Aim of the exercise: From the entries that follow, extract each line holding the string "createUser".

[Entries from a dataset]
»»

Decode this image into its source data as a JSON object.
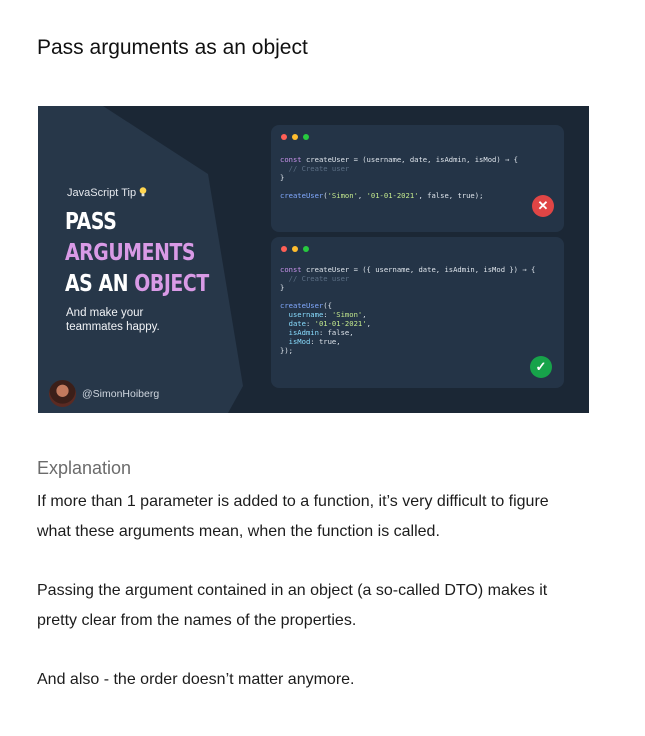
{
  "title": "Pass arguments as an object",
  "banner": {
    "tip_label": "JavaScript Tip",
    "headline": {
      "line1": "PASS",
      "line2": "ARGUMENTS",
      "line3_white": "AS AN ",
      "line3_accent": "OBJECT"
    },
    "subline1": "And make your",
    "subline2": "teammates happy.",
    "author_handle": "@SimonHoiberg",
    "colors": {
      "background": "#1b2735",
      "slab": "#273749",
      "accent": "#d99ae6",
      "card": "#243447",
      "error": "#e04545",
      "success": "#17a34a"
    },
    "window_dot_colors": [
      "#ff5f56",
      "#ffbd2e",
      "#27c93f"
    ],
    "bad_example": {
      "line1": {
        "kw": "const",
        "name": " createUser = (username, date, isAdmin, isMod) ⇒ {"
      },
      "line2": "  // Create user",
      "line3": "}",
      "call": {
        "fn": "createUser",
        "open": "(",
        "arg1": "'Simon'",
        "sep1": ", ",
        "arg2": "'01-01-2021'",
        "rest": ", false, true);"
      },
      "status_icon": "close-icon"
    },
    "good_example": {
      "line1": {
        "kw": "const",
        "name": " createUser = ({ username, date, isAdmin, isMod }) ⇒ {"
      },
      "line2": "  // Create user",
      "line3": "}",
      "call_open": {
        "fn": "createUser",
        "rest": "({"
      },
      "props": [
        {
          "key": "  username",
          "sep": ": ",
          "val": "'Simon'",
          "end": ","
        },
        {
          "key": "  date",
          "sep": ": ",
          "val": "'01-01-2021'",
          "end": ","
        },
        {
          "key": "  isAdmin",
          "sep": ": ",
          "val": "false",
          "end": ","
        },
        {
          "key": "  isMod",
          "sep": ": ",
          "val": "true",
          "end": ","
        }
      ],
      "call_close": "});",
      "status_icon": "check-icon"
    }
  },
  "explanation": {
    "heading": "Explanation",
    "p1_line1": "If more than 1 parameter is added to a function, it’s very difficult to figure",
    "p1_line2": "what these arguments mean, when the function is called.",
    "p2_line1": "Passing the argument contained in an object (a so-called DTO) makes it",
    "p2_line2": "pretty clear from the names of the properties.",
    "p3_line1": "And also - the order doesn’t matter anymore."
  }
}
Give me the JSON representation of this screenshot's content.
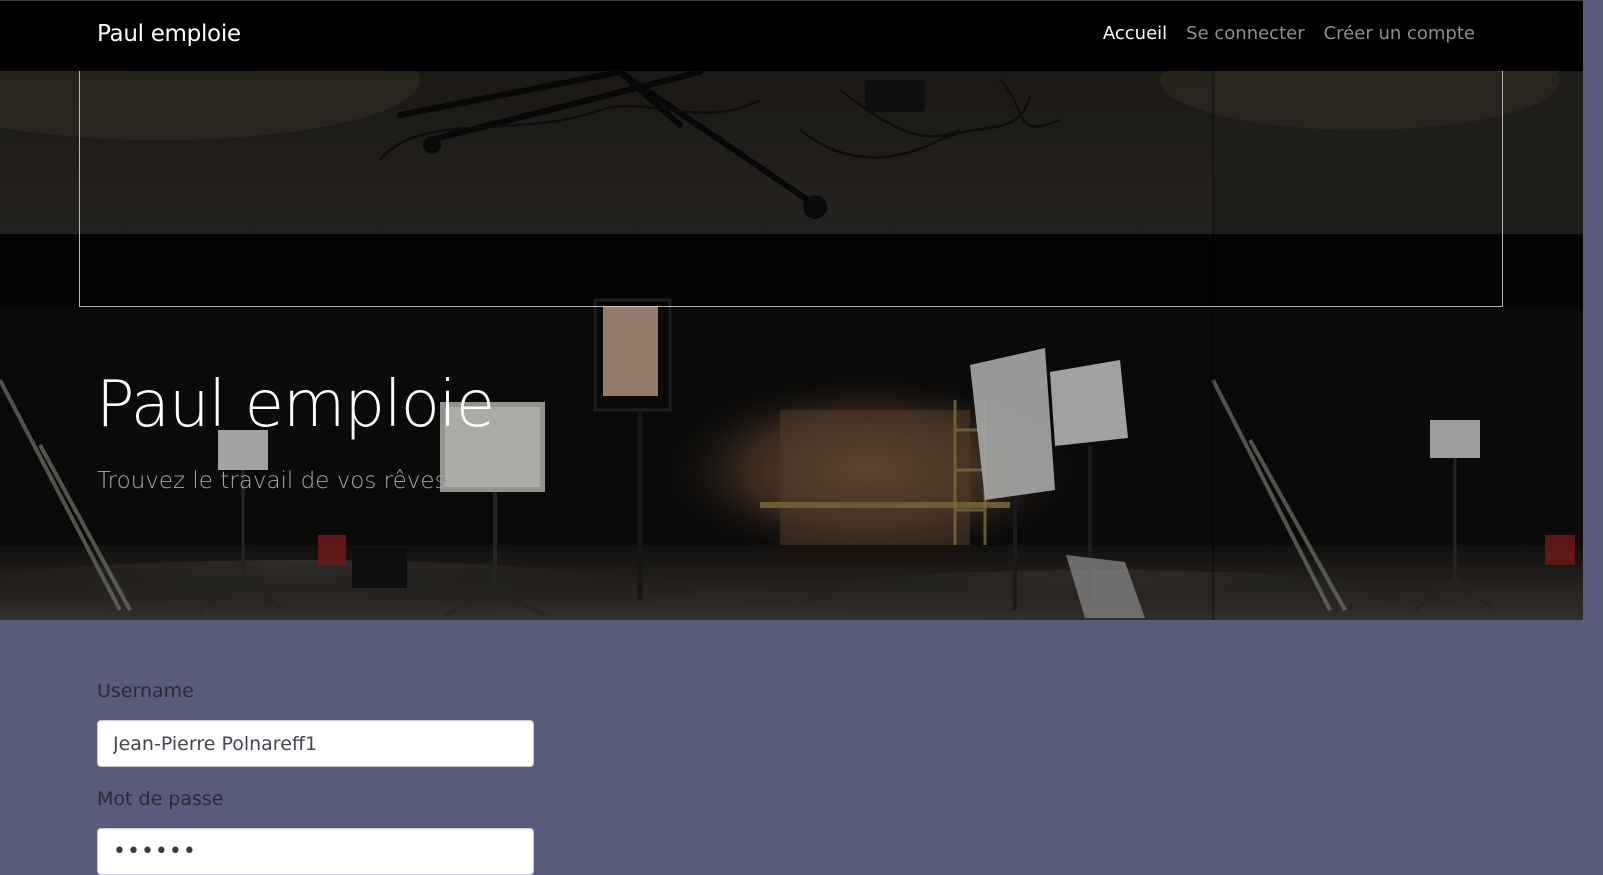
{
  "navbar": {
    "brand": "Paul emploie",
    "links": [
      {
        "label": "Accueil",
        "active": true
      },
      {
        "label": "Se connecter",
        "active": false
      },
      {
        "label": "Créer un compte",
        "active": false
      }
    ]
  },
  "hero": {
    "title": "Paul emploie",
    "subtitle": "Trouvez le travail de vos rêves"
  },
  "form": {
    "username_label": "Username",
    "username_value": "Jean-Pierre Polnareff1",
    "password_label": "Mot de passe",
    "password_value": "••••••"
  },
  "colors": {
    "navbar_bg": "#000000",
    "page_bg": "#585b7a",
    "text_light": "#ffffff",
    "nav_muted": "#8e8e93"
  }
}
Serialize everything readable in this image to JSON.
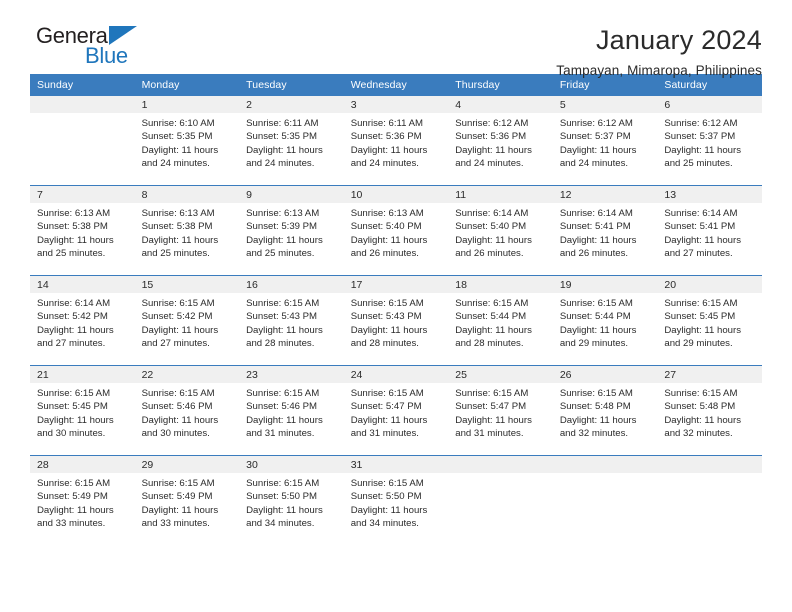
{
  "brand": {
    "name_top": "General",
    "name_bottom": "Blue",
    "accent_color": "#1f76bc"
  },
  "header": {
    "title": "January 2024",
    "subtitle": "Tampayan, Mimaropa, Philippines"
  },
  "calendar": {
    "header_bg": "#3a7cbe",
    "daynum_bg": "#f0f0f0",
    "weekdays": [
      "Sunday",
      "Monday",
      "Tuesday",
      "Wednesday",
      "Thursday",
      "Friday",
      "Saturday"
    ],
    "weeks": [
      [
        {
          "day": "",
          "sunrise": "",
          "sunset": "",
          "daylight1": "",
          "daylight2": ""
        },
        {
          "day": "1",
          "sunrise": "Sunrise: 6:10 AM",
          "sunset": "Sunset: 5:35 PM",
          "daylight1": "Daylight: 11 hours",
          "daylight2": "and 24 minutes."
        },
        {
          "day": "2",
          "sunrise": "Sunrise: 6:11 AM",
          "sunset": "Sunset: 5:35 PM",
          "daylight1": "Daylight: 11 hours",
          "daylight2": "and 24 minutes."
        },
        {
          "day": "3",
          "sunrise": "Sunrise: 6:11 AM",
          "sunset": "Sunset: 5:36 PM",
          "daylight1": "Daylight: 11 hours",
          "daylight2": "and 24 minutes."
        },
        {
          "day": "4",
          "sunrise": "Sunrise: 6:12 AM",
          "sunset": "Sunset: 5:36 PM",
          "daylight1": "Daylight: 11 hours",
          "daylight2": "and 24 minutes."
        },
        {
          "day": "5",
          "sunrise": "Sunrise: 6:12 AM",
          "sunset": "Sunset: 5:37 PM",
          "daylight1": "Daylight: 11 hours",
          "daylight2": "and 24 minutes."
        },
        {
          "day": "6",
          "sunrise": "Sunrise: 6:12 AM",
          "sunset": "Sunset: 5:37 PM",
          "daylight1": "Daylight: 11 hours",
          "daylight2": "and 25 minutes."
        }
      ],
      [
        {
          "day": "7",
          "sunrise": "Sunrise: 6:13 AM",
          "sunset": "Sunset: 5:38 PM",
          "daylight1": "Daylight: 11 hours",
          "daylight2": "and 25 minutes."
        },
        {
          "day": "8",
          "sunrise": "Sunrise: 6:13 AM",
          "sunset": "Sunset: 5:38 PM",
          "daylight1": "Daylight: 11 hours",
          "daylight2": "and 25 minutes."
        },
        {
          "day": "9",
          "sunrise": "Sunrise: 6:13 AM",
          "sunset": "Sunset: 5:39 PM",
          "daylight1": "Daylight: 11 hours",
          "daylight2": "and 25 minutes."
        },
        {
          "day": "10",
          "sunrise": "Sunrise: 6:13 AM",
          "sunset": "Sunset: 5:40 PM",
          "daylight1": "Daylight: 11 hours",
          "daylight2": "and 26 minutes."
        },
        {
          "day": "11",
          "sunrise": "Sunrise: 6:14 AM",
          "sunset": "Sunset: 5:40 PM",
          "daylight1": "Daylight: 11 hours",
          "daylight2": "and 26 minutes."
        },
        {
          "day": "12",
          "sunrise": "Sunrise: 6:14 AM",
          "sunset": "Sunset: 5:41 PM",
          "daylight1": "Daylight: 11 hours",
          "daylight2": "and 26 minutes."
        },
        {
          "day": "13",
          "sunrise": "Sunrise: 6:14 AM",
          "sunset": "Sunset: 5:41 PM",
          "daylight1": "Daylight: 11 hours",
          "daylight2": "and 27 minutes."
        }
      ],
      [
        {
          "day": "14",
          "sunrise": "Sunrise: 6:14 AM",
          "sunset": "Sunset: 5:42 PM",
          "daylight1": "Daylight: 11 hours",
          "daylight2": "and 27 minutes."
        },
        {
          "day": "15",
          "sunrise": "Sunrise: 6:15 AM",
          "sunset": "Sunset: 5:42 PM",
          "daylight1": "Daylight: 11 hours",
          "daylight2": "and 27 minutes."
        },
        {
          "day": "16",
          "sunrise": "Sunrise: 6:15 AM",
          "sunset": "Sunset: 5:43 PM",
          "daylight1": "Daylight: 11 hours",
          "daylight2": "and 28 minutes."
        },
        {
          "day": "17",
          "sunrise": "Sunrise: 6:15 AM",
          "sunset": "Sunset: 5:43 PM",
          "daylight1": "Daylight: 11 hours",
          "daylight2": "and 28 minutes."
        },
        {
          "day": "18",
          "sunrise": "Sunrise: 6:15 AM",
          "sunset": "Sunset: 5:44 PM",
          "daylight1": "Daylight: 11 hours",
          "daylight2": "and 28 minutes."
        },
        {
          "day": "19",
          "sunrise": "Sunrise: 6:15 AM",
          "sunset": "Sunset: 5:44 PM",
          "daylight1": "Daylight: 11 hours",
          "daylight2": "and 29 minutes."
        },
        {
          "day": "20",
          "sunrise": "Sunrise: 6:15 AM",
          "sunset": "Sunset: 5:45 PM",
          "daylight1": "Daylight: 11 hours",
          "daylight2": "and 29 minutes."
        }
      ],
      [
        {
          "day": "21",
          "sunrise": "Sunrise: 6:15 AM",
          "sunset": "Sunset: 5:45 PM",
          "daylight1": "Daylight: 11 hours",
          "daylight2": "and 30 minutes."
        },
        {
          "day": "22",
          "sunrise": "Sunrise: 6:15 AM",
          "sunset": "Sunset: 5:46 PM",
          "daylight1": "Daylight: 11 hours",
          "daylight2": "and 30 minutes."
        },
        {
          "day": "23",
          "sunrise": "Sunrise: 6:15 AM",
          "sunset": "Sunset: 5:46 PM",
          "daylight1": "Daylight: 11 hours",
          "daylight2": "and 31 minutes."
        },
        {
          "day": "24",
          "sunrise": "Sunrise: 6:15 AM",
          "sunset": "Sunset: 5:47 PM",
          "daylight1": "Daylight: 11 hours",
          "daylight2": "and 31 minutes."
        },
        {
          "day": "25",
          "sunrise": "Sunrise: 6:15 AM",
          "sunset": "Sunset: 5:47 PM",
          "daylight1": "Daylight: 11 hours",
          "daylight2": "and 31 minutes."
        },
        {
          "day": "26",
          "sunrise": "Sunrise: 6:15 AM",
          "sunset": "Sunset: 5:48 PM",
          "daylight1": "Daylight: 11 hours",
          "daylight2": "and 32 minutes."
        },
        {
          "day": "27",
          "sunrise": "Sunrise: 6:15 AM",
          "sunset": "Sunset: 5:48 PM",
          "daylight1": "Daylight: 11 hours",
          "daylight2": "and 32 minutes."
        }
      ],
      [
        {
          "day": "28",
          "sunrise": "Sunrise: 6:15 AM",
          "sunset": "Sunset: 5:49 PM",
          "daylight1": "Daylight: 11 hours",
          "daylight2": "and 33 minutes."
        },
        {
          "day": "29",
          "sunrise": "Sunrise: 6:15 AM",
          "sunset": "Sunset: 5:49 PM",
          "daylight1": "Daylight: 11 hours",
          "daylight2": "and 33 minutes."
        },
        {
          "day": "30",
          "sunrise": "Sunrise: 6:15 AM",
          "sunset": "Sunset: 5:50 PM",
          "daylight1": "Daylight: 11 hours",
          "daylight2": "and 34 minutes."
        },
        {
          "day": "31",
          "sunrise": "Sunrise: 6:15 AM",
          "sunset": "Sunset: 5:50 PM",
          "daylight1": "Daylight: 11 hours",
          "daylight2": "and 34 minutes."
        },
        {
          "day": "",
          "sunrise": "",
          "sunset": "",
          "daylight1": "",
          "daylight2": ""
        },
        {
          "day": "",
          "sunrise": "",
          "sunset": "",
          "daylight1": "",
          "daylight2": ""
        },
        {
          "day": "",
          "sunrise": "",
          "sunset": "",
          "daylight1": "",
          "daylight2": ""
        }
      ]
    ]
  }
}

««

Solution to the exercise:
        "name": " createUser = (username, date, isAdmin, isMod) ⇒ {"
        "fn": "createUser",
        "name": " createUser = ({ username, date, isAdmin, isMod }) ⇒ {"
        "fn": "createUser",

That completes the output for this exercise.